Things to do:
1. In the expanding foam thread, what tool did Marti3P use to carve the foam into shape?
2. Please extract a passage from the expanding foam thread word for word, beginning at the words "## Willz0r2010 (Oct" and stopping after the words "trouble at all.".

Page excerpt:
# Expanding Foam!



## Marti3P (Sep 5, 2010)

Expanding Foam is the worst substance on the planet!

That said I hope it's as easy to cut as they say as it expands a lot...

I'm using the Gorilla Filler for a background on my new build, I'm doing a planted tank with bio substrate hopefully everything goes alright as I'm hoping to get the tank up and running with the plants surviving me and my lack of botanical knowledge. :blush:

Phil


----------



## ChaCha (Feb 25, 2012)

Marti3P said:


> Expanding Foam is the worst substance on the planet!
> 
> That said I hope it's as easy to cut as they say as it expands a lot...
> 
> ...


Dont say that, Ive just orderd some and my plans revolve around it!
Maybe ill use a little at a time... :whistling2:


----------



## Willz0r2010 (Oct 6, 2010)

Expanding foam is ace! Long as you use it carefully, hold it upside down as you do it and apply it in tiny bits at a time, it does pretty much anything you want it to do. It's also a really solid adhesive. It is dead easy to cut though, yes. Once it's cured completely it basically turns into a crisper version of polystyrene, so a knife blade will go through it with no trouble at all.


----------



## ajminstrel (Apr 5, 2010)

I disagree against expanding foam being the worst thing on the planet.... I think this stuff is 'Da Bomb'


----------



## Marti3P (Sep 5, 2010)

Finished the expanding foam and carving it down into the shape I want, I've been using an engraving power tool, with a wire brush wheel it cuts through the foam great, it also removes the foam thats managed to get stuck to the wood, I've started siliconing the Eco Earth this morning.

:2thumb:

Thanks for the advice!

Phil


----------



## cold blooded beast (Mar 17, 2011)

Just in case you don't know already. . .when you don't want the foam to continue expanding. . .just spray it with water. . .(the skin forms more quickly. . .and saves time having to trim and cut so much: victory. . .wearing gloves avoids the problem of removing it from your hands and nails. . .it's a real b:censor:ch to get off:whip:


----------



## copey1975 (Mar 29, 2012)

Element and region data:
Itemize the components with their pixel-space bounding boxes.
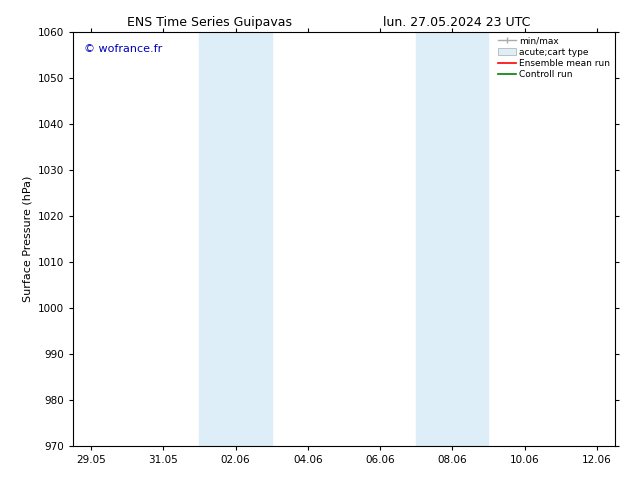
Bar xyxy=(200,32,272,446)
Y-axis label: Surface Pressure (hPa): Surface Pressure (hPa) xyxy=(22,176,32,302)
Text: lun. 27.05.2024 23 UTC: lun. 27.05.2024 23 UTC xyxy=(383,16,530,29)
Text: ENS Time Series Guipavas: ENS Time Series Guipavas xyxy=(127,16,292,29)
Bar xyxy=(417,32,489,446)
Legend: min/max, acute;cart type, Ensemble mean run, Controll run: min/max, acute;cart type, Ensemble mean … xyxy=(496,35,612,81)
Text: © wofrance.fr: © wofrance.fr xyxy=(84,44,162,54)
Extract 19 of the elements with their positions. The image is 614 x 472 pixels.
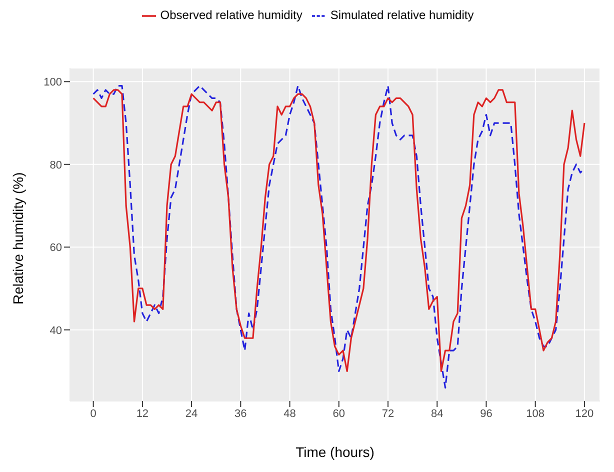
x-tick-label: 84: [430, 408, 444, 420]
x-tick-label: 120: [575, 408, 594, 420]
x-tick-label: 12: [136, 408, 149, 420]
x-axis-title: Time (hours): [296, 444, 374, 460]
x-tick-label: 108: [526, 408, 545, 420]
x-tick-label: 48: [284, 408, 296, 420]
x-tick-label: 72: [382, 408, 394, 420]
x-tick-label: 24: [185, 408, 198, 420]
y-tick-label: 60: [50, 242, 62, 254]
x-tick-label: 96: [480, 408, 492, 420]
x-tick-label: 36: [234, 408, 247, 420]
y-tick-label: 40: [50, 324, 62, 337]
y-tick-label: 100: [44, 76, 62, 89]
y-tick-label: 80: [50, 159, 62, 172]
y-axis-title: Relative humidity (%): [10, 172, 26, 304]
legend-label: Simulated relative humidity: [330, 8, 474, 22]
x-tick-label: 0: [90, 408, 96, 420]
legend-label: Observed relative humidity: [160, 8, 302, 22]
x-tick-label: 60: [332, 408, 346, 420]
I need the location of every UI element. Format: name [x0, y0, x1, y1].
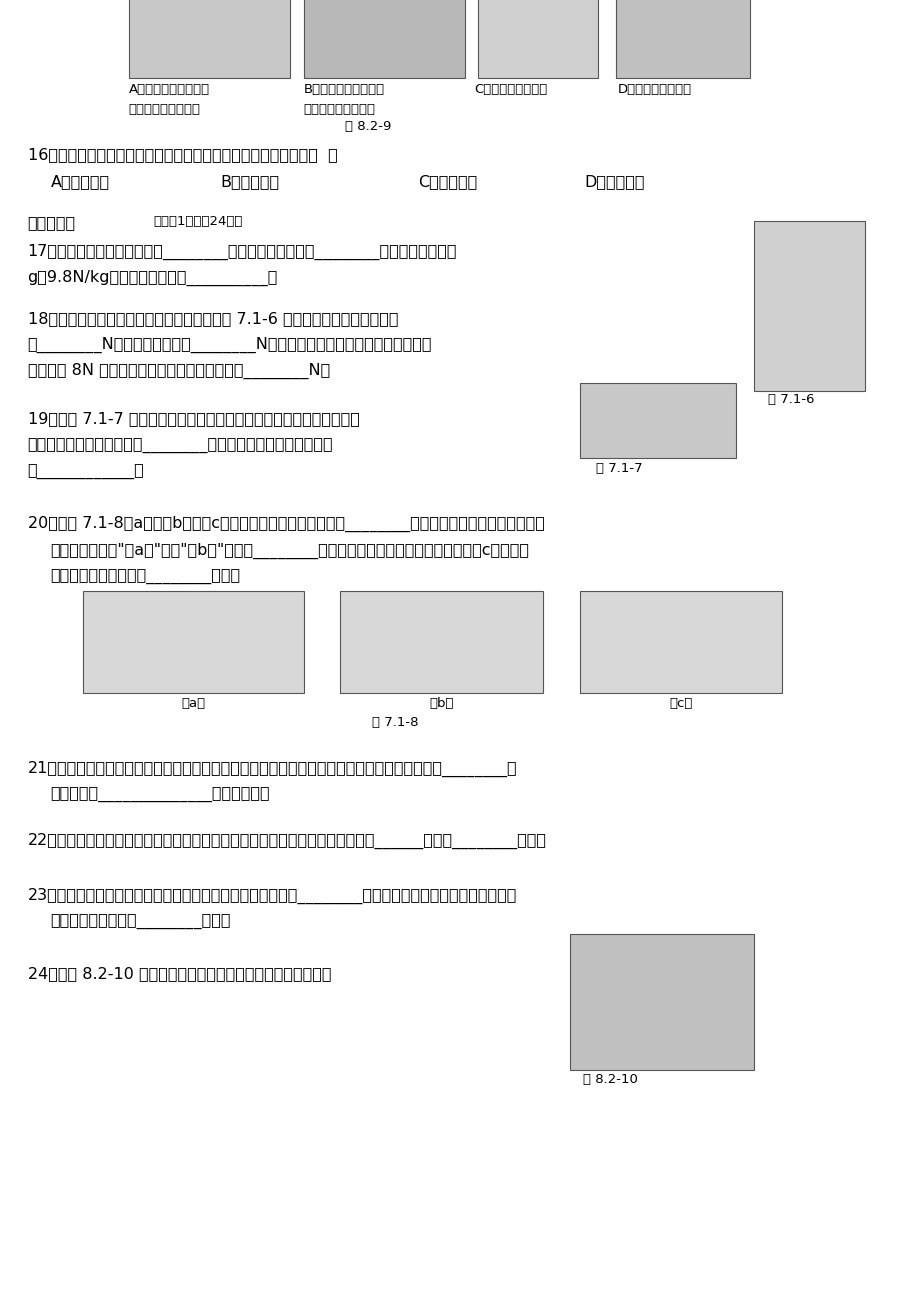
- Text: C．在轴承中加滚珠: C．在轴承中加滚珠: [474, 83, 548, 96]
- Text: 21、狂风把小树吹弯了腰，把落叶吹得漫天飞舞。从力的作用效果分析，风力不仅使小树发生了________，: 21、狂风把小树吹弯了腰，把落叶吹得漫天飞舞。从力的作用效果分析，风力不仅使小树…: [28, 760, 516, 776]
- Text: 图 7.1-8: 图 7.1-8: [372, 716, 418, 729]
- Text: A．磁悬浮列车被轨道: A．磁悬浮列车被轨道: [129, 83, 210, 96]
- Text: A．便于运送: A．便于运送: [51, 174, 109, 190]
- Text: 二、填空题: 二、填空题: [28, 215, 75, 230]
- Text: 力的作用效果还与力的________有关。: 力的作用效果还与力的________有关。: [51, 569, 241, 585]
- Text: g＝9.8N/kg，它的物理意义是__________。: g＝9.8N/kg，它的物理意义是__________。: [28, 270, 278, 285]
- Bar: [579, 383, 735, 458]
- Text: 为________N，物体所受重力为________N。若将弹簧测力计的一端固定在墙上，: 为________N，物体所受重力为________N。若将弹簧测力计的一端固定…: [28, 337, 432, 353]
- Text: 22、一种物体受到平衡力作用，物体会处在处在平衡状态。平衡状态指物体处在______状态或________状态。: 22、一种物体受到平衡力作用，物体会处在处在平衡状态。平衡状态指物体处在____…: [28, 833, 546, 849]
- Text: （b）: （b）: [429, 697, 453, 710]
- Text: B．气垫船的船底与水: B．气垫船的船底与水: [303, 83, 384, 96]
- Text: 是____________．: 是____________．: [28, 464, 144, 479]
- Bar: [83, 591, 303, 693]
- Text: 图 8.2-10: 图 8.2-10: [583, 1073, 638, 1086]
- Text: 一种方向竖直向下的________作用。: 一种方向竖直向下的________作用。: [51, 914, 231, 930]
- Text: 图 8.2-9: 图 8.2-9: [345, 120, 391, 133]
- Text: C．节省材料: C．节省材料: [418, 174, 477, 190]
- Text: 20、如图 7.1-8（a）、（b）、（c）所示的三个情景中，其中图________重要表达力能使物体的运动状态: 20、如图 7.1-8（a）、（b）、（c）所示的三个情景中，其中图______…: [28, 516, 544, 531]
- Bar: [478, 0, 597, 78]
- Text: 23、射出去的子弹离开枪口继续向前运动，这是由于子弹具有________；子弹最终落到地上，这是由于受到: 23、射出去的子弹离开枪口继续向前运动，这是由于子弹具有________；子弹最…: [28, 888, 516, 904]
- Bar: [340, 591, 542, 693]
- Text: 图 7.1-7: 图 7.1-7: [596, 462, 642, 475]
- Bar: [579, 591, 781, 693]
- Text: 上的强磁场微微托起: 上的强磁场微微托起: [129, 103, 200, 116]
- Text: 16、许多瓶盖的侧面均有密集的竖直的条纹，这样做的目的是：（  ）: 16、许多瓶盖的侧面均有密集的竖直的条纹，这样做的目的是：（ ）: [28, 147, 337, 163]
- Bar: [616, 0, 749, 78]
- Text: 图 7.1-6: 图 7.1-6: [767, 393, 814, 406]
- Text: 另一端用 8N 的力拉它，则弹簧测力计的示数为________N。: 另一端用 8N 的力拉它，则弹簧测力计的示数为________N。: [28, 363, 330, 379]
- Text: （a）: （a）: [181, 697, 205, 710]
- Text: 17、国际单位制中力的单位是________；力的三要素：力的________、方向和作用点。: 17、国际单位制中力的单位是________；力的三要素：力的________、…: [28, 243, 457, 259]
- Text: D．轮胎上制有花纹: D．轮胎上制有花纹: [618, 83, 692, 96]
- Bar: [570, 934, 754, 1070]
- Text: 向前运动的力的施力物体是________，此现象阐明物体间力的作用: 向前运动的力的施力物体是________，此现象阐明物体间力的作用: [28, 437, 333, 453]
- Text: （每空1分，共24分）: （每空1分，共24分）: [153, 215, 243, 228]
- Bar: [129, 0, 289, 78]
- Text: 还使落叶的______________发生了变化。: 还使落叶的______________发生了变化。: [51, 786, 270, 802]
- Text: 发生变化（选填"（a）"、或"（b）"）；图________重要表达力能使物体发生形变；而图（c）则表达: 发生变化（选填"（a）"、或"（b）"）；图________重要表达力能使物体发…: [51, 543, 529, 559]
- Text: D．增大摩擦: D．增大摩擦: [584, 174, 644, 190]
- Text: 面之间有一层空气垫: 面之间有一层空气垫: [303, 103, 375, 116]
- Text: B．结实耐用: B．结实耐用: [221, 174, 279, 190]
- Text: 24、如图 8.2-10 所示，跳伞运动员和伞在空中匀速直线下降，: 24、如图 8.2-10 所示，跳伞运动员和伞在空中匀速直线下降，: [28, 966, 331, 982]
- Text: 18、弹簧测力计是测量力的大小的仪器，如图 7.1-6 所示，弹簧测力计的分度值: 18、弹簧测力计是测量力的大小的仪器，如图 7.1-6 所示，弹簧测力计的分度值: [28, 311, 398, 327]
- Text: （c）: （c）: [668, 697, 692, 710]
- Bar: [754, 221, 864, 391]
- Text: 19、如图 7.1-7 所示，游泳时手和脚向后划水，人会向前运动．推感人: 19、如图 7.1-7 所示，游泳时手和脚向后划水，人会向前运动．推感人: [28, 411, 359, 427]
- Bar: [303, 0, 464, 78]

Solutions below:
1. An engraving power tool fitted with a wire brush wheel.

2.
## Willz0r2010 (Oct 6, 2010)

Expanding foam is ace! Long as you use it carefully, hold it upside down as you do it and apply it in tiny bits at a time, it does pretty much anything you want it to do. It's also a really solid adhesive. It is dead easy to cut though, yes. Once it's cured completely it basically turns into a crisper version of polystyrene, so a knife blade will go through it with no trouble at all.